- **EXERCISE PROMPT**
Count every line of these entries that holds the word "name", and reply with the number only.

- **RECORDS SHOWN**
>> Begin

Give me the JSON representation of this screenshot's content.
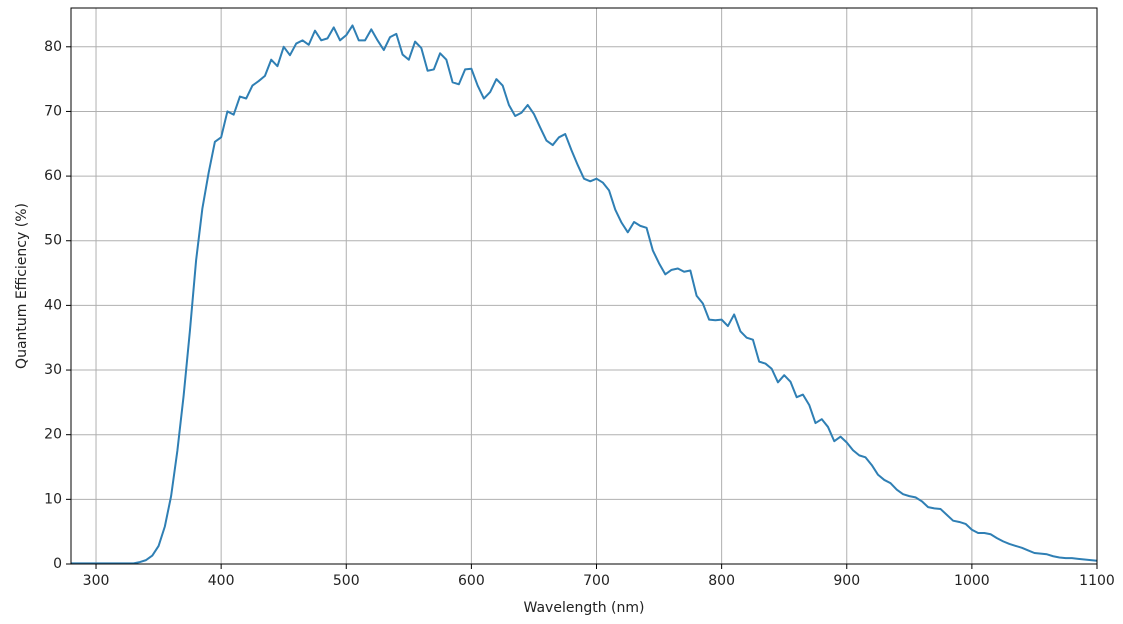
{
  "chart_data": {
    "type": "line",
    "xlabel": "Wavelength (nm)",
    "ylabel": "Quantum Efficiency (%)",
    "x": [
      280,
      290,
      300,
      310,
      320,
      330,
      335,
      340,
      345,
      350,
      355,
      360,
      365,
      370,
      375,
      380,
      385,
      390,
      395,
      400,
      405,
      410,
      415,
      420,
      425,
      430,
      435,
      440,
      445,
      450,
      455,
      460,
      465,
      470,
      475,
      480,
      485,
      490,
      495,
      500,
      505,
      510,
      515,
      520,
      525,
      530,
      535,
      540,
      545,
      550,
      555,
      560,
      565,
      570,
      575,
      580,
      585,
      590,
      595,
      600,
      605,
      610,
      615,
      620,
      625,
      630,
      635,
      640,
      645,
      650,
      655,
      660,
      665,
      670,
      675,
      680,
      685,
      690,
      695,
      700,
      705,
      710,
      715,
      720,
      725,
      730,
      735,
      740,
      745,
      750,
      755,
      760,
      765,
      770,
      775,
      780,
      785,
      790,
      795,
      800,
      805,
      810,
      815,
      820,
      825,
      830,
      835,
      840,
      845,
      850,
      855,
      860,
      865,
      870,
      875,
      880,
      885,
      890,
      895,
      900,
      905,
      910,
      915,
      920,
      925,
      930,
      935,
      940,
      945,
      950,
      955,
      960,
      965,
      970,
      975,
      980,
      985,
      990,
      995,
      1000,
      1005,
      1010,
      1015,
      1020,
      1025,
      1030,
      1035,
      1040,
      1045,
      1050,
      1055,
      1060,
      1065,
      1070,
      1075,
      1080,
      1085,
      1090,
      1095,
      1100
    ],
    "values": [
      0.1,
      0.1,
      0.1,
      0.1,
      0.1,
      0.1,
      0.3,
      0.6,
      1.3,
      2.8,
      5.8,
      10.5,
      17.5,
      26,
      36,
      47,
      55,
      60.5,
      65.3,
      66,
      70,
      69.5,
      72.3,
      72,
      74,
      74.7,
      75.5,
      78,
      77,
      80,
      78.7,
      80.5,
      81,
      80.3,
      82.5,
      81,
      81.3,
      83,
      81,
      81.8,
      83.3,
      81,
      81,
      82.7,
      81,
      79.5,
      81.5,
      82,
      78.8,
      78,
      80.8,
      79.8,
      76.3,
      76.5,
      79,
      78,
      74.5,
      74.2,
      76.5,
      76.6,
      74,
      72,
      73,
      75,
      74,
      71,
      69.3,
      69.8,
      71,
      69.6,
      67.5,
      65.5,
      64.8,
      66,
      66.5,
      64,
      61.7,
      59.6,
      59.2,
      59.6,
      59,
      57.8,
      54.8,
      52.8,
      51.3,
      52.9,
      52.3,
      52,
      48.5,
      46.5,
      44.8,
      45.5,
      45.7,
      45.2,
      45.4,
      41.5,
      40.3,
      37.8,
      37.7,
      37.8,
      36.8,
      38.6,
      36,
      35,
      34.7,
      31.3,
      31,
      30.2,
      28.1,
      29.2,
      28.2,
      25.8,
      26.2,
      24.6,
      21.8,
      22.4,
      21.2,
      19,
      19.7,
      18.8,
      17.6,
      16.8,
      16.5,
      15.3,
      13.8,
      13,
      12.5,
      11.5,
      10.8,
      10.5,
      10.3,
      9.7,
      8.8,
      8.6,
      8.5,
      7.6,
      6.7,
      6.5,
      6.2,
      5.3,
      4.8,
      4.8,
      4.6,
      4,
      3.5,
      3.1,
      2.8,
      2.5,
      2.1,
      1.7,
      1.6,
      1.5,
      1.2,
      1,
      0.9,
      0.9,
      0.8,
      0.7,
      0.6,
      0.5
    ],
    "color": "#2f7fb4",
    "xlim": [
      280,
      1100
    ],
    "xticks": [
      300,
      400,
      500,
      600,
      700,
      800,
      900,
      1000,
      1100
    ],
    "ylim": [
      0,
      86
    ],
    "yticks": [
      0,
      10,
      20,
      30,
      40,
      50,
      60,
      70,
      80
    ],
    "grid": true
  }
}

>> End
>> Begin

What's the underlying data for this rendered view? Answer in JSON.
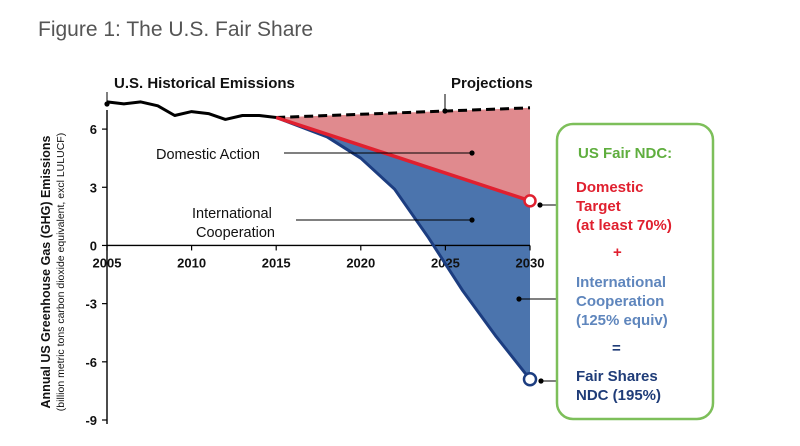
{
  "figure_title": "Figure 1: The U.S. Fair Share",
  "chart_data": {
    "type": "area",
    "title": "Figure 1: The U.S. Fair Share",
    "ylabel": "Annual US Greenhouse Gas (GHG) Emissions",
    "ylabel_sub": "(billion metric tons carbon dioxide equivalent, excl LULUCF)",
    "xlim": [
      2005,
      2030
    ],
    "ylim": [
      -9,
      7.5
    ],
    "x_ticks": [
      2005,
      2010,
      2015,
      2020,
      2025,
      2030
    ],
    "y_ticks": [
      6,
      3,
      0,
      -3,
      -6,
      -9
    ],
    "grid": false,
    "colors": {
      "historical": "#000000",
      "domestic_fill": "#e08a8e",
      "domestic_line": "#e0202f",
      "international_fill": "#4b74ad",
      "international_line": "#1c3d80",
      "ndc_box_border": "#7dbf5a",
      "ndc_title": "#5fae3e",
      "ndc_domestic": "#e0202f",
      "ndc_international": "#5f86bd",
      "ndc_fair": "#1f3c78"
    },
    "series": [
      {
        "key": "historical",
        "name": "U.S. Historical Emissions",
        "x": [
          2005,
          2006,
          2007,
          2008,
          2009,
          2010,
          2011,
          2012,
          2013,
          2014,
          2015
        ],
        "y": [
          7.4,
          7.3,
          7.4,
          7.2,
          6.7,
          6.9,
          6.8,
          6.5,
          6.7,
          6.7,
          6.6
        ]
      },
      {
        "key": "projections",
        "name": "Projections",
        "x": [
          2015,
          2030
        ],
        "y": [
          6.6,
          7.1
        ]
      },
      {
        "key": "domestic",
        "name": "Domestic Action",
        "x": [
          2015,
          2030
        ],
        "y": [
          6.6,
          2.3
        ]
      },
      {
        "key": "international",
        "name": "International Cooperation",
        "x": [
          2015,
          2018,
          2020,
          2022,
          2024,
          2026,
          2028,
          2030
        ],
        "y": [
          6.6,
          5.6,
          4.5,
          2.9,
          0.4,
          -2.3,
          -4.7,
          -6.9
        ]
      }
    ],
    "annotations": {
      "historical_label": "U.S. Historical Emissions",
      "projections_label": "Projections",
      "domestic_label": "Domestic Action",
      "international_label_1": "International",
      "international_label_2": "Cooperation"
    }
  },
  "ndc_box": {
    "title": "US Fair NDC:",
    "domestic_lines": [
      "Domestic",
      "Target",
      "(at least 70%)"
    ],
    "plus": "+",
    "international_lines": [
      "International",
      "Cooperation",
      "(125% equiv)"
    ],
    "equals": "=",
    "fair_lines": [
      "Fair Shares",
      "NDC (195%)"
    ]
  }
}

>> End

- **WRITTEN ANSWER**
4